▶ _THE INPUT_:
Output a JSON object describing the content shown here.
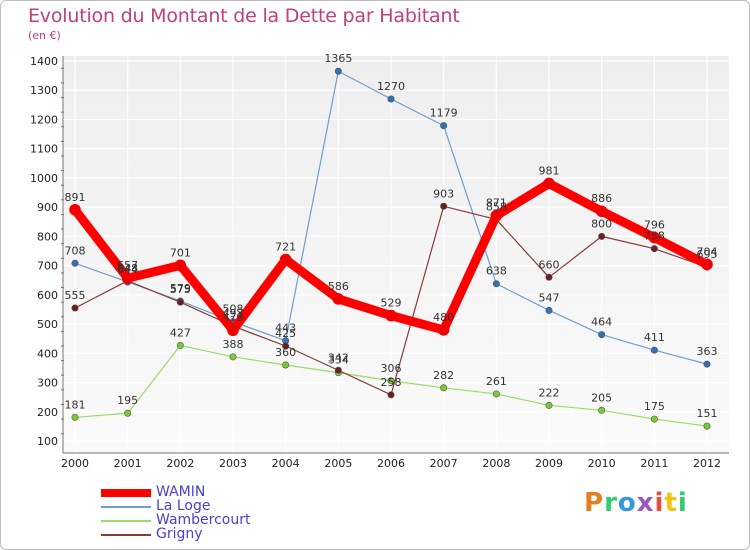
{
  "header": {
    "title": "Evolution du Montant de la Dette par Habitant",
    "subtitle": "(en €)"
  },
  "brand": {
    "text": "Proxiti"
  },
  "chart_data": {
    "type": "line",
    "title": "Evolution du Montant de la Dette par Habitant",
    "subtitle": "(en €)",
    "xlabel": "",
    "ylabel": "",
    "x": [
      2000,
      2001,
      2002,
      2003,
      2004,
      2005,
      2006,
      2007,
      2008,
      2009,
      2010,
      2011,
      2012
    ],
    "x_tick_labels": [
      "2000",
      "2001",
      "2002",
      "2003",
      "2004",
      "2005",
      "2006",
      "2007",
      "2008",
      "2009",
      "2010",
      "2011",
      "2012"
    ],
    "ylim": [
      100,
      1400
    ],
    "y_ticks": [
      100,
      200,
      300,
      400,
      500,
      600,
      700,
      800,
      900,
      1000,
      1100,
      1200,
      1300,
      1400
    ],
    "grid": true,
    "legend_position": "bottom-left",
    "series": [
      {
        "name": "WAMIN",
        "color": "#ff0000",
        "values": [
          891,
          657,
          701,
          479,
          721,
          586,
          529,
          480,
          871,
          981,
          886,
          796,
          704
        ],
        "labels": [
          "891",
          "657",
          "701",
          "479",
          "721",
          "586",
          "529",
          "480",
          "871",
          "981",
          "886",
          "796",
          "704"
        ]
      },
      {
        "name": "La Loge",
        "color": "#6a9fd4",
        "values": [
          708,
          644,
          579,
          508,
          443,
          1365,
          1270,
          1179,
          638,
          547,
          464,
          411,
          363
        ],
        "labels": [
          "708",
          "644",
          "579",
          "508",
          "443",
          "1365",
          "1270",
          "1179",
          "638",
          "547",
          "464",
          "411",
          "363"
        ]
      },
      {
        "name": "Wambercourt",
        "color": "#99dd66",
        "values": [
          181,
          195,
          427,
          388,
          360,
          334,
          306,
          282,
          261,
          222,
          205,
          175,
          151
        ],
        "labels": [
          "181",
          "195",
          "427",
          "388",
          "360",
          "334",
          "306",
          "282",
          "261",
          "222",
          "205",
          "175",
          "151"
        ]
      },
      {
        "name": "Grigny",
        "color": "#8b3a3a",
        "values": [
          555,
          648,
          575,
          493,
          425,
          342,
          258,
          903,
          858,
          660,
          800,
          758,
          695
        ],
        "labels": [
          "555",
          "648",
          "575",
          "493",
          "425",
          "342",
          "258",
          "903",
          "858",
          "660",
          "800",
          "758",
          "695"
        ]
      }
    ]
  }
}
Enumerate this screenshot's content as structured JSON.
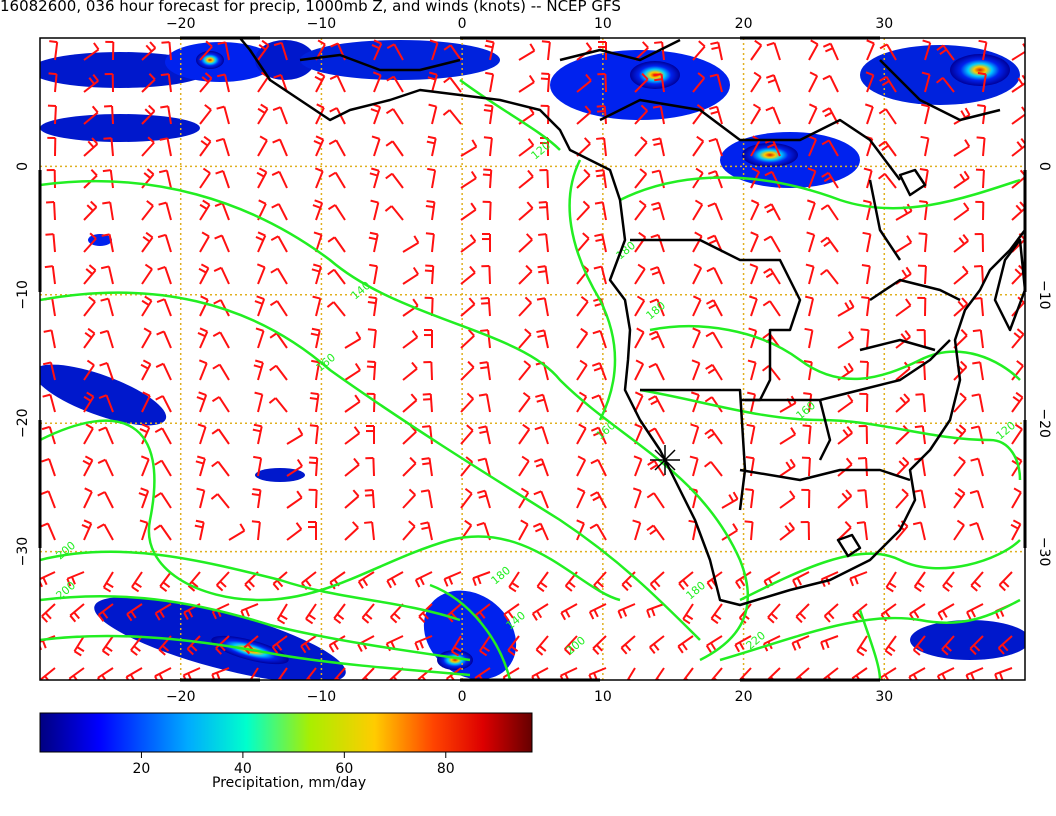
{
  "title": "16082600, 036 hour forecast for precip, 1000mb Z, and winds (knots) -- NCEP GFS",
  "colors": {
    "contour": "#22ee22",
    "barb": "#ff1111",
    "grid": "#e0b020",
    "coast": "#000000"
  },
  "map": {
    "lon_range": [
      -30,
      40
    ],
    "lat_range": [
      -40,
      10
    ],
    "lon_ticks": [
      "−20",
      "−10",
      "0",
      "10",
      "20",
      "30"
    ],
    "lat_ticks": [
      "0",
      "−10",
      "−20",
      "−30"
    ],
    "contour_labels": [
      "120",
      "140",
      "160",
      "160",
      "180",
      "180",
      "200",
      "200",
      "200",
      "220",
      "180",
      "180",
      "140",
      "160",
      "120"
    ]
  },
  "colorbar": {
    "ticks": [
      "20",
      "40",
      "60",
      "80"
    ],
    "label": "Precipitation, mm/day"
  }
}
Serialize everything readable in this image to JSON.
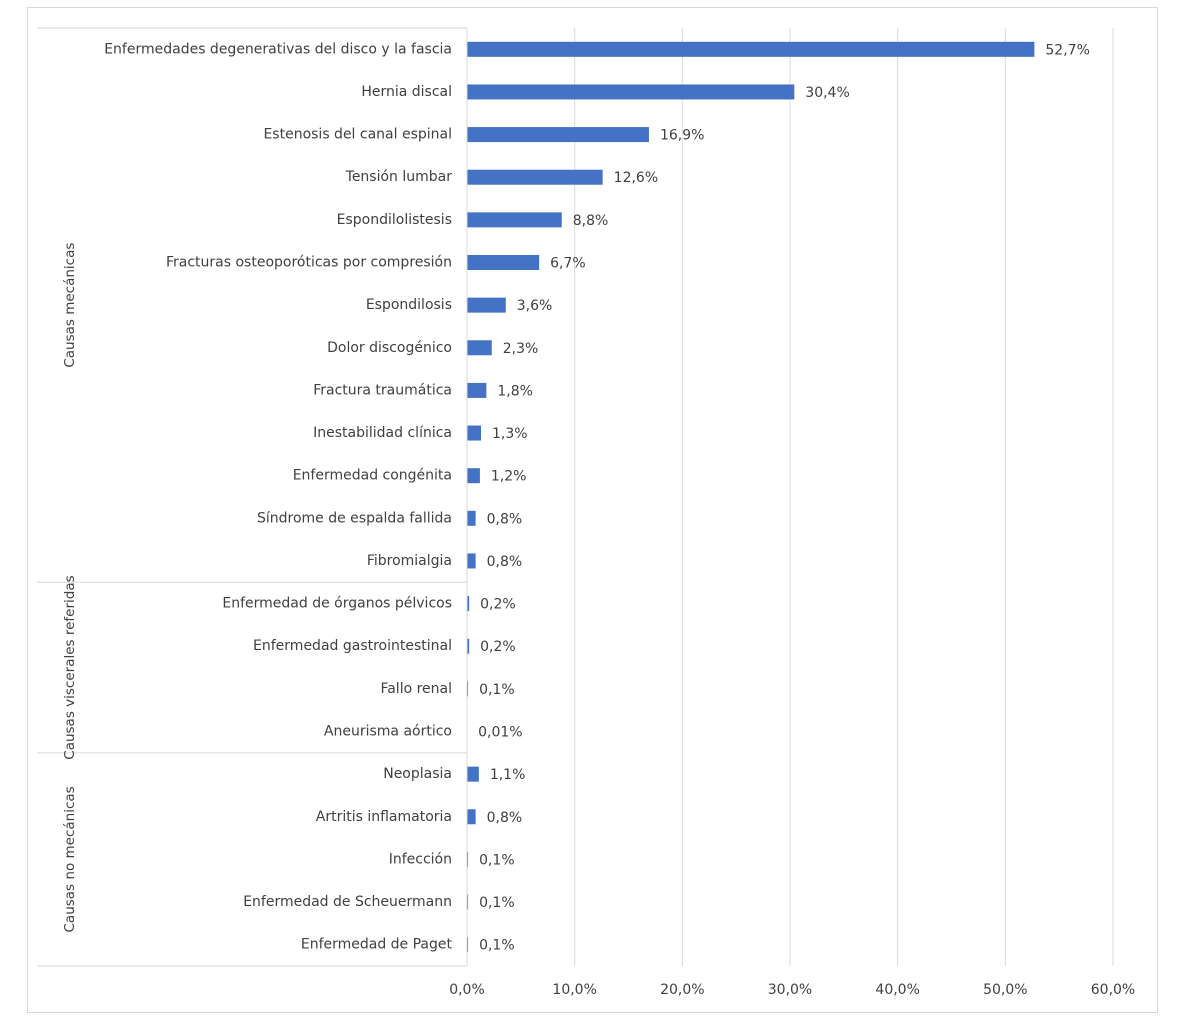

▶ _STATED PROBLEM_:
Output exactly the lines from the one containing "Enumerate this screenshot's" through the last line of the records above, both included, leaving out any pictures.

▶ _FINAL RESULT_:
Enumerate this screenshot's content as structured JSON.
{
  "title": "16082600, 036 hour forecast for precip, 1000mb Z, and winds (knots) -- NCEP GFS",
  "colors": {
    "contour": "#22ee22",
    "barb": "#ff1111",
    "grid": "#e0b020",
    "coast": "#000000"
  },
  "map": {
    "lon_range": [
      -30,
      40
    ],
    "lat_range": [
      -40,
      10
    ],
    "lon_ticks": [
      "−20",
      "−10",
      "0",
      "10",
      "20",
      "30"
    ],
    "lat_ticks": [
      "0",
      "−10",
      "−20",
      "−30"
    ],
    "contour_labels": [
      "120",
      "140",
      "160",
      "160",
      "180",
      "180",
      "200",
      "200",
      "200",
      "220",
      "180",
      "180",
      "140",
      "160",
      "120"
    ]
  },
  "colorbar": {
    "ticks": [
      "20",
      "40",
      "60",
      "80"
    ],
    "label": "Precipitation, mm/day"
  }
}
Serialize everything readable in this image to JSON.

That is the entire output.